Repeat the data exactly, so that every line matches the original.

▬▬▬

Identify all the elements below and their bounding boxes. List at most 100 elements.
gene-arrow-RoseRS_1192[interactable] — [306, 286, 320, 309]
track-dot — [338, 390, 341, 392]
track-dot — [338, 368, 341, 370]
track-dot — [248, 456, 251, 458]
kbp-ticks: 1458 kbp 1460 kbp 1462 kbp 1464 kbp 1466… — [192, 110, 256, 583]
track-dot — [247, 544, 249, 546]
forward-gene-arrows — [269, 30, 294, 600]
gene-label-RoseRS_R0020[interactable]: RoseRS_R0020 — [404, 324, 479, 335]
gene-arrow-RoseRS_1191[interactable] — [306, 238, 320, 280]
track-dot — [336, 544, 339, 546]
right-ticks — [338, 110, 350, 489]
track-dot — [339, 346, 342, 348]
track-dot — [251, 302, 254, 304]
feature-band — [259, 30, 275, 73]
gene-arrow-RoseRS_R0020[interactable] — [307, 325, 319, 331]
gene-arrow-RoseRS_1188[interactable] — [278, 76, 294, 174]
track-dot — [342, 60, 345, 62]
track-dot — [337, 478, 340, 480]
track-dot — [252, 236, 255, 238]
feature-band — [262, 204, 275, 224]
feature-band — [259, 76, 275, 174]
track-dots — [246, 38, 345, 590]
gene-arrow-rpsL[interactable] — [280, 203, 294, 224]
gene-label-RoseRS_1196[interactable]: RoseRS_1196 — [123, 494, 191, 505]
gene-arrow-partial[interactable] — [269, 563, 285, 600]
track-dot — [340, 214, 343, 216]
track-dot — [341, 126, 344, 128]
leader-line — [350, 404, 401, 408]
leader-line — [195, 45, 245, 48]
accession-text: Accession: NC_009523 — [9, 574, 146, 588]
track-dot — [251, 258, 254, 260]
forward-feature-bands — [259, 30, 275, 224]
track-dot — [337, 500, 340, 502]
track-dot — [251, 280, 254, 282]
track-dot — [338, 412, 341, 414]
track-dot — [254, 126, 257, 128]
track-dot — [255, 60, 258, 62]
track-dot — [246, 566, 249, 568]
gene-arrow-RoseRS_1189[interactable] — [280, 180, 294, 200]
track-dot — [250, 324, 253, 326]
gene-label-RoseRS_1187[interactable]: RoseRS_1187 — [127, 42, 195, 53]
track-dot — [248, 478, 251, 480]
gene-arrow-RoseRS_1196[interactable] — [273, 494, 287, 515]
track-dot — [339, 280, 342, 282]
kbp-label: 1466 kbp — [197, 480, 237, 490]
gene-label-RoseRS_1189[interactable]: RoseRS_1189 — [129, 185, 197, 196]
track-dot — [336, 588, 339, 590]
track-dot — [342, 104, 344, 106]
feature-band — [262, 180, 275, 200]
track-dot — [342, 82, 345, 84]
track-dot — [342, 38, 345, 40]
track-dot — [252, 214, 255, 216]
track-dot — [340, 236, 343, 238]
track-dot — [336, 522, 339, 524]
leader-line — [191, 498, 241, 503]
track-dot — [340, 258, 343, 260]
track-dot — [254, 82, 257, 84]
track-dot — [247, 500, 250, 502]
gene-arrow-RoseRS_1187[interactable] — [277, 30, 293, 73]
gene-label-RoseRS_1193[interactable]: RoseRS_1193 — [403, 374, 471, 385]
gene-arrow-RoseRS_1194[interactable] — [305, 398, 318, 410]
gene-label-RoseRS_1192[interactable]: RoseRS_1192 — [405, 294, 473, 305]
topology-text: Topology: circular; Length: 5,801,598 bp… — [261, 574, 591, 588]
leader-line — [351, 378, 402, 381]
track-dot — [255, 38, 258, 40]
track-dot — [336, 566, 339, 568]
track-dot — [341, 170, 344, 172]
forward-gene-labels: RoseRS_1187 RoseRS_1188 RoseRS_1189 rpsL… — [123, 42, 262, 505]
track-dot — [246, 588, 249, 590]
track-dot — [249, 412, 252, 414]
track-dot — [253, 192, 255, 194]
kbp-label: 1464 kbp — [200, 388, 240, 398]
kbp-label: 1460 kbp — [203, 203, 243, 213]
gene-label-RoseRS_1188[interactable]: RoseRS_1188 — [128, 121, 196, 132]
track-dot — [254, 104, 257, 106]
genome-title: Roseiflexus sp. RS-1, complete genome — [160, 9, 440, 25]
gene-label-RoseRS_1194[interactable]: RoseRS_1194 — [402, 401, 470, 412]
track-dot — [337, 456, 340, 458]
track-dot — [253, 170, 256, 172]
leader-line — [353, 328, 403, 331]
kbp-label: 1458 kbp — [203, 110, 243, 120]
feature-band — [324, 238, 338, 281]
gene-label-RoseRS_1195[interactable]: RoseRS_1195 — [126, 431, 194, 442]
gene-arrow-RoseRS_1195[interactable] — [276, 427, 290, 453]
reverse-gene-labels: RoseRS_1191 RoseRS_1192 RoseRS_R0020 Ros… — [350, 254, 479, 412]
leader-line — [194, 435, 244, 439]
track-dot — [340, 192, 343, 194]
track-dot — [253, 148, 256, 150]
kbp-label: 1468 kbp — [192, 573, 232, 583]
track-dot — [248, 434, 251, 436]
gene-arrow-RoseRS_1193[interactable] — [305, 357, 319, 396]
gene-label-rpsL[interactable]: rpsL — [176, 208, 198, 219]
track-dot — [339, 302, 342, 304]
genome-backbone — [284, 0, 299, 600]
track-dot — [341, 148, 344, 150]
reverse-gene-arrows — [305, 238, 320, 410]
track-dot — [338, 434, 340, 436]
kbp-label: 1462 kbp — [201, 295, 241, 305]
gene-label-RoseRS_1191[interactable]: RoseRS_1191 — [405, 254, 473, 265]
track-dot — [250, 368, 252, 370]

▬▬▬

### Output for this exercise:
Identify all the elements below and their bounding boxes. List at most 100 elements.
gene-arrow-RoseRS_1192[interactable] — [306, 286, 320, 309]
track-dot — [338, 390, 341, 392]
track-dot — [338, 368, 341, 370]
track-dot — [248, 456, 251, 458]
kbp-ticks: 1458 kbp 1460 kbp 1462 kbp 1464 kbp 1466… — [192, 110, 256, 583]
track-dot — [247, 544, 249, 546]
forward-gene-arrows — [269, 30, 294, 600]
gene-label-RoseRS_R0020[interactable]: RoseRS_R0020 — [404, 324, 479, 335]
gene-arrow-RoseRS_1191[interactable] — [306, 238, 320, 280]
track-dot — [336, 544, 339, 546]
right-ticks — [338, 110, 350, 489]
track-dot — [339, 346, 342, 348]
track-dot — [251, 302, 254, 304]
feature-band — [259, 30, 275, 73]
gene-arrow-RoseRS_R0020[interactable] — [307, 325, 319, 331]
gene-arrow-RoseRS_1188[interactable] — [278, 76, 294, 174]
track-dot — [342, 60, 345, 62]
track-dot — [337, 478, 340, 480]
track-dot — [252, 236, 255, 238]
feature-band — [262, 204, 275, 224]
feature-band — [259, 76, 275, 174]
track-dots — [246, 38, 345, 590]
gene-arrow-rpsL[interactable] — [280, 203, 294, 224]
gene-label-RoseRS_1196[interactable]: RoseRS_1196 — [123, 494, 191, 505]
gene-arrow-partial[interactable] — [269, 563, 285, 600]
track-dot — [340, 214, 343, 216]
track-dot — [341, 126, 344, 128]
leader-line — [350, 404, 401, 408]
leader-line — [195, 45, 245, 48]
accession-text: Accession: NC_009523 — [9, 574, 146, 588]
track-dot — [251, 258, 254, 260]
forward-feature-bands — [259, 30, 275, 224]
track-dot — [337, 500, 340, 502]
track-dot — [251, 280, 254, 282]
track-dot — [338, 412, 341, 414]
track-dot — [254, 126, 257, 128]
track-dot — [255, 60, 258, 62]
track-dot — [246, 566, 249, 568]
gene-arrow-RoseRS_1189[interactable] — [280, 180, 294, 200]
track-dot — [250, 324, 253, 326]
gene-label-RoseRS_1187[interactable]: RoseRS_1187 — [127, 42, 195, 53]
track-dot — [248, 478, 251, 480]
gene-arrow-RoseRS_1196[interactable] — [273, 494, 287, 515]
track-dot — [339, 280, 342, 282]
kbp-label: 1466 kbp — [197, 480, 237, 490]
gene-label-RoseRS_1189[interactable]: RoseRS_1189 — [129, 185, 197, 196]
track-dot — [336, 588, 339, 590]
track-dot — [342, 104, 344, 106]
feature-band — [262, 180, 275, 200]
track-dot — [342, 82, 345, 84]
track-dot — [342, 38, 345, 40]
track-dot — [252, 214, 255, 216]
track-dot — [340, 236, 343, 238]
track-dot — [336, 522, 339, 524]
leader-line — [191, 498, 241, 503]
track-dot — [340, 258, 343, 260]
track-dot — [254, 82, 257, 84]
track-dot — [247, 500, 250, 502]
gene-arrow-RoseRS_1187[interactable] — [277, 30, 293, 73]
gene-label-RoseRS_1193[interactable]: RoseRS_1193 — [403, 374, 471, 385]
gene-arrow-RoseRS_1194[interactable] — [305, 398, 318, 410]
gene-label-RoseRS_1192[interactable]: RoseRS_1192 — [405, 294, 473, 305]
topology-text: Topology: circular; Length: 5,801,598 bp… — [261, 574, 591, 588]
leader-line — [351, 378, 402, 381]
track-dot — [255, 38, 258, 40]
track-dot — [336, 566, 339, 568]
track-dot — [341, 170, 344, 172]
forward-gene-labels: RoseRS_1187 RoseRS_1188 RoseRS_1189 rpsL… — [123, 42, 262, 505]
track-dot — [246, 588, 249, 590]
track-dot — [249, 412, 252, 414]
track-dot — [253, 192, 255, 194]
kbp-label: 1464 kbp — [200, 388, 240, 398]
kbp-label: 1460 kbp — [203, 203, 243, 213]
gene-label-RoseRS_1188[interactable]: RoseRS_1188 — [128, 121, 196, 132]
track-dot — [254, 104, 257, 106]
genome-title: Roseiflexus sp. RS-1, complete genome — [160, 9, 440, 25]
gene-label-RoseRS_1194[interactable]: RoseRS_1194 — [402, 401, 470, 412]
track-dot — [337, 456, 340, 458]
track-dot — [253, 170, 256, 172]
leader-line — [353, 328, 403, 331]
kbp-label: 1458 kbp — [203, 110, 243, 120]
feature-band — [324, 238, 338, 281]
gene-label-RoseRS_1195[interactable]: RoseRS_1195 — [126, 431, 194, 442]
gene-arrow-RoseRS_1195[interactable] — [276, 427, 290, 453]
reverse-gene-labels: RoseRS_1191 RoseRS_1192 RoseRS_R0020 Ros… — [350, 254, 479, 412]
leader-line — [194, 435, 244, 439]
track-dot — [340, 192, 343, 194]
track-dot — [253, 148, 256, 150]
kbp-label: 1468 kbp — [192, 573, 232, 583]
track-dot — [248, 434, 251, 436]
gene-arrow-RoseRS_1193[interactable] — [305, 357, 319, 396]
gene-label-rpsL[interactable]: rpsL — [176, 208, 198, 219]
track-dot — [339, 302, 342, 304]
genome-backbone — [284, 0, 299, 600]
track-dot — [341, 148, 344, 150]
reverse-gene-arrows — [305, 238, 320, 410]
track-dot — [338, 434, 340, 436]
kbp-label: 1462 kbp — [201, 295, 241, 305]
gene-label-RoseRS_1191[interactable]: RoseRS_1191 — [405, 254, 473, 265]
track-dot — [250, 368, 252, 370]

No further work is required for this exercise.